*Task to complete*
Every record should be copied exactly, except that pictures are to be omitted.

*Records provided*
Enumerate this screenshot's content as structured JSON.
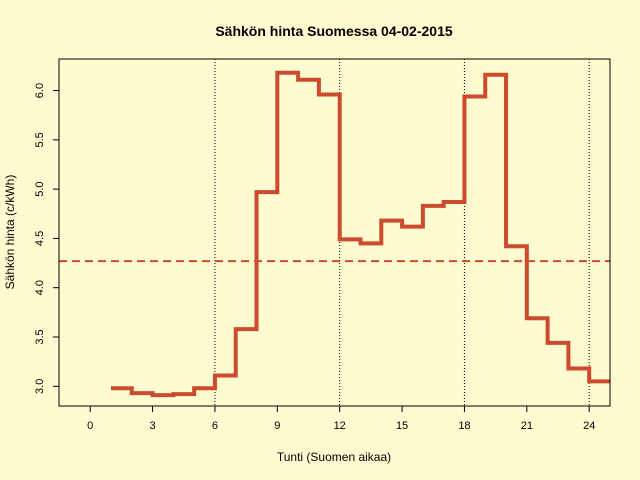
{
  "chart_data": {
    "type": "line",
    "step": true,
    "title": "Sähkön hinta Suomessa 04-02-2015",
    "xlabel": "Tunti (Suomen aikaa)",
    "ylabel": "Sähkön hinta (c/kWh)",
    "xlim": [
      -1.5,
      25
    ],
    "ylim": [
      2.8,
      6.32
    ],
    "x_ticks": [
      0,
      3,
      6,
      9,
      12,
      15,
      18,
      21,
      24
    ],
    "y_ticks": [
      3.0,
      3.5,
      4.0,
      4.5,
      5.0,
      5.5,
      6.0
    ],
    "x_tick_labels": [
      "0",
      "3",
      "6",
      "9",
      "12",
      "15",
      "18",
      "21",
      "24"
    ],
    "y_tick_labels": [
      "3.0",
      "3.5",
      "4.0",
      "4.5",
      "5.0",
      "5.5",
      "6.0"
    ],
    "vertical_reference_lines": [
      6,
      12,
      18,
      24
    ],
    "average_line": 4.27,
    "series": [
      {
        "color": "#cc4a2e",
        "x": [
          1,
          2,
          3,
          4,
          5,
          6,
          7,
          8,
          9,
          10,
          11,
          12,
          13,
          14,
          15,
          16,
          17,
          18,
          19,
          20,
          21,
          22,
          23,
          24
        ],
        "values": [
          2.98,
          2.93,
          2.91,
          2.92,
          2.98,
          3.11,
          3.58,
          4.97,
          6.18,
          6.11,
          5.96,
          4.49,
          4.45,
          4.68,
          4.62,
          4.83,
          4.87,
          5.94,
          6.16,
          4.42,
          3.69,
          3.44,
          3.18,
          3.05
        ]
      }
    ],
    "colors": {
      "background": "#fffbd0",
      "line": "#cc4a2e",
      "average": "#cc4a2e",
      "reference": "#000000"
    }
  }
}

*Exercise result*
Enumerate this screenshot's content as structured JSON.
{
  "chart_data": {
    "type": "line",
    "step": true,
    "title": "Sähkön hinta Suomessa 04-02-2015",
    "xlabel": "Tunti (Suomen aikaa)",
    "ylabel": "Sähkön hinta (c/kWh)",
    "xlim": [
      -1.5,
      25
    ],
    "ylim": [
      2.8,
      6.32
    ],
    "x_ticks": [
      0,
      3,
      6,
      9,
      12,
      15,
      18,
      21,
      24
    ],
    "y_ticks": [
      3.0,
      3.5,
      4.0,
      4.5,
      5.0,
      5.5,
      6.0
    ],
    "x_tick_labels": [
      "0",
      "3",
      "6",
      "9",
      "12",
      "15",
      "18",
      "21",
      "24"
    ],
    "y_tick_labels": [
      "3.0",
      "3.5",
      "4.0",
      "4.5",
      "5.0",
      "5.5",
      "6.0"
    ],
    "vertical_reference_lines": [
      6,
      12,
      18,
      24
    ],
    "average_line": 4.27,
    "series": [
      {
        "color": "#cc4a2e",
        "x": [
          1,
          2,
          3,
          4,
          5,
          6,
          7,
          8,
          9,
          10,
          11,
          12,
          13,
          14,
          15,
          16,
          17,
          18,
          19,
          20,
          21,
          22,
          23,
          24
        ],
        "values": [
          2.98,
          2.93,
          2.91,
          2.92,
          2.98,
          3.11,
          3.58,
          4.97,
          6.18,
          6.11,
          5.96,
          4.49,
          4.45,
          4.68,
          4.62,
          4.83,
          4.87,
          5.94,
          6.16,
          4.42,
          3.69,
          3.44,
          3.18,
          3.05
        ]
      }
    ],
    "colors": {
      "background": "#fffbd0",
      "line": "#cc4a2e",
      "average": "#cc4a2e",
      "reference": "#000000"
    }
  }
}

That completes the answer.